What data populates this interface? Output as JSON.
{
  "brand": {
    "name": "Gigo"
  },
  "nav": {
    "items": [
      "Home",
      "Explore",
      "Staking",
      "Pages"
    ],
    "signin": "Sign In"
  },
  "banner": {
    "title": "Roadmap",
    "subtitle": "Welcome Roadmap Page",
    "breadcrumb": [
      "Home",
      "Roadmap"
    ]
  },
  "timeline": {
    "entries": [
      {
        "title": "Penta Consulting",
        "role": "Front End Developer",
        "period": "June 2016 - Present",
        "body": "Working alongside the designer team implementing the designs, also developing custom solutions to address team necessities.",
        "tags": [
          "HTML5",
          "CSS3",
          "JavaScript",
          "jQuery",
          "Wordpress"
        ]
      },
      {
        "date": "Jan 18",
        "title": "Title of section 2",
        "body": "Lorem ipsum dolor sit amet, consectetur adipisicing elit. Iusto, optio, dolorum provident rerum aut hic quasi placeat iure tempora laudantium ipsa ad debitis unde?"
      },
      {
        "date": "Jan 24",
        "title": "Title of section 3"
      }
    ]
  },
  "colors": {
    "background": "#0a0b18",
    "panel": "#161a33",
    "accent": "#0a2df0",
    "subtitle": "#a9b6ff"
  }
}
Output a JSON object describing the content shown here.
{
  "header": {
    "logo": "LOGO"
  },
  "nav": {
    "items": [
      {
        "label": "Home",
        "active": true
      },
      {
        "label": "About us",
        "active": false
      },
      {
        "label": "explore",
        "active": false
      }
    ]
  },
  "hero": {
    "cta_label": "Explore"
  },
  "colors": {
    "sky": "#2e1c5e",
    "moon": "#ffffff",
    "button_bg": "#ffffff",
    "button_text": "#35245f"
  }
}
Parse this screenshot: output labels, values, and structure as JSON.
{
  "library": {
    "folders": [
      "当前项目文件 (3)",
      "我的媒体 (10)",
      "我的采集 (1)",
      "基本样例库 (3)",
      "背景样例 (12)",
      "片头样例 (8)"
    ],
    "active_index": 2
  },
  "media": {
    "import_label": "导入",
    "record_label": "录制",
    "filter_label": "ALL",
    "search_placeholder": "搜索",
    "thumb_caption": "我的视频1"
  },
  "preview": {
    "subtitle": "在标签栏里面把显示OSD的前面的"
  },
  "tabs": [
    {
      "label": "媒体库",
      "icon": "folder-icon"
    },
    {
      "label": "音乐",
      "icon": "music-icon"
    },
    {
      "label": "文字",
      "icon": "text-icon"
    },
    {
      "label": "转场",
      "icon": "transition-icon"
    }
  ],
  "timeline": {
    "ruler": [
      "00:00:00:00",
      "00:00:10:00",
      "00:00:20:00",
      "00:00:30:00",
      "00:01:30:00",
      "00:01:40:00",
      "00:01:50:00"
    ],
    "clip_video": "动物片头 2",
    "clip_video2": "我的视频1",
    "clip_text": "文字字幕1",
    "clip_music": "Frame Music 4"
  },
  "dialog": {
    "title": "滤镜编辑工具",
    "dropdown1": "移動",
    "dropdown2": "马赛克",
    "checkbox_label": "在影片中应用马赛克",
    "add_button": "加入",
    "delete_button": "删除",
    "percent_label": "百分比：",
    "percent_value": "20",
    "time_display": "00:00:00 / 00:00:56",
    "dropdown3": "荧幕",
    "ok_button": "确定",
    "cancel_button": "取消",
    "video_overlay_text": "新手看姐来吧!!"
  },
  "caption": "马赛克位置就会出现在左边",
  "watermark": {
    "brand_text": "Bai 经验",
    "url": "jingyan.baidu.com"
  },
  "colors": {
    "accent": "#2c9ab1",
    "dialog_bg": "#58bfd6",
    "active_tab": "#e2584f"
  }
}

▸ **WORK TO COMPLETE**
Where a line contains the string "Roadmap", extract that line.

▸ **EXPECTED ANSWER**
    "title": "Roadmap",
    "subtitle": "Welcome Roadmap Page",
      "Roadmap"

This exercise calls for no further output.